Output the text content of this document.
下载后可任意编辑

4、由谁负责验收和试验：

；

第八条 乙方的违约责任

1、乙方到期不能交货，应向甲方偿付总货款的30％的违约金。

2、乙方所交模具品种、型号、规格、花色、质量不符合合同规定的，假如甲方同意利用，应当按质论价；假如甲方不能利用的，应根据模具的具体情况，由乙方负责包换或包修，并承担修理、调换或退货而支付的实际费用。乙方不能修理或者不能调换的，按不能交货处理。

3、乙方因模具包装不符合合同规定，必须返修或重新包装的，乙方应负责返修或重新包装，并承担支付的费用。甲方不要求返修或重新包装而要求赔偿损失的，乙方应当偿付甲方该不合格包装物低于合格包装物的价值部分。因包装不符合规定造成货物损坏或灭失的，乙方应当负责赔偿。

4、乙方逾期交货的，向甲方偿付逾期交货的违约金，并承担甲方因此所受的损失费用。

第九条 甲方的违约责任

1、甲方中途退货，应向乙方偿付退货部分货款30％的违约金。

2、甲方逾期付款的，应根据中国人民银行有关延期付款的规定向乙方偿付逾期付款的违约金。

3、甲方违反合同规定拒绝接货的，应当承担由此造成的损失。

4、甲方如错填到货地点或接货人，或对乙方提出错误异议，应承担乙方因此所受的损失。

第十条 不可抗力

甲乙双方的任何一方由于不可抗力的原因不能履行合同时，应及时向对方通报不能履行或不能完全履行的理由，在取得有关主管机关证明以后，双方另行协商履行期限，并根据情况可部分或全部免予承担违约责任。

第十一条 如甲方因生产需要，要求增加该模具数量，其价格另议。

● **WORK REQUIRED**: Return all the data above once more, precisely as given.

● **TASK OUTPUT**:
Output the text content of this document.
下载后可任意编辑

4、由谁负责验收和试验：

；

第八条 乙方的违约责任

1、乙方到期不能交货，应向甲方偿付总货款的30％的违约金。

2、乙方所交模具品种、型号、规格、花色、质量不符合合同规定的，假如甲方同意利用，应当按质论价；假如甲方不能利用的，应根据模具的具体情况，由乙方负责包换或包修，并承担修理、调换或退货而支付的实际费用。乙方不能修理或者不能调换的，按不能交货处理。

3、乙方因模具包装不符合合同规定，必须返修或重新包装的，乙方应负责返修或重新包装，并承担支付的费用。甲方不要求返修或重新包装而要求赔偿损失的，乙方应当偿付甲方该不合格包装物低于合格包装物的价值部分。因包装不符合规定造成货物损坏或灭失的，乙方应当负责赔偿。

4、乙方逾期交货的，向甲方偿付逾期交货的违约金，并承担甲方因此所受的损失费用。

第九条 甲方的违约责任

1、甲方中途退货，应向乙方偿付退货部分货款30％的违约金。

2、甲方逾期付款的，应根据中国人民银行有关延期付款的规定向乙方偿付逾期付款的违约金。

3、甲方违反合同规定拒绝接货的，应当承担由此造成的损失。

4、甲方如错填到货地点或接货人，或对乙方提出错误异议，应承担乙方因此所受的损失。

第十条 不可抗力

甲乙双方的任何一方由于不可抗力的原因不能履行合同时，应及时向对方通报不能履行或不能完全履行的理由，在取得有关主管机关证明以后，双方另行协商履行期限，并根据情况可部分或全部免予承担违约责任。

第十一条 如甲方因生产需要，要求增加该模具数量，其价格另议。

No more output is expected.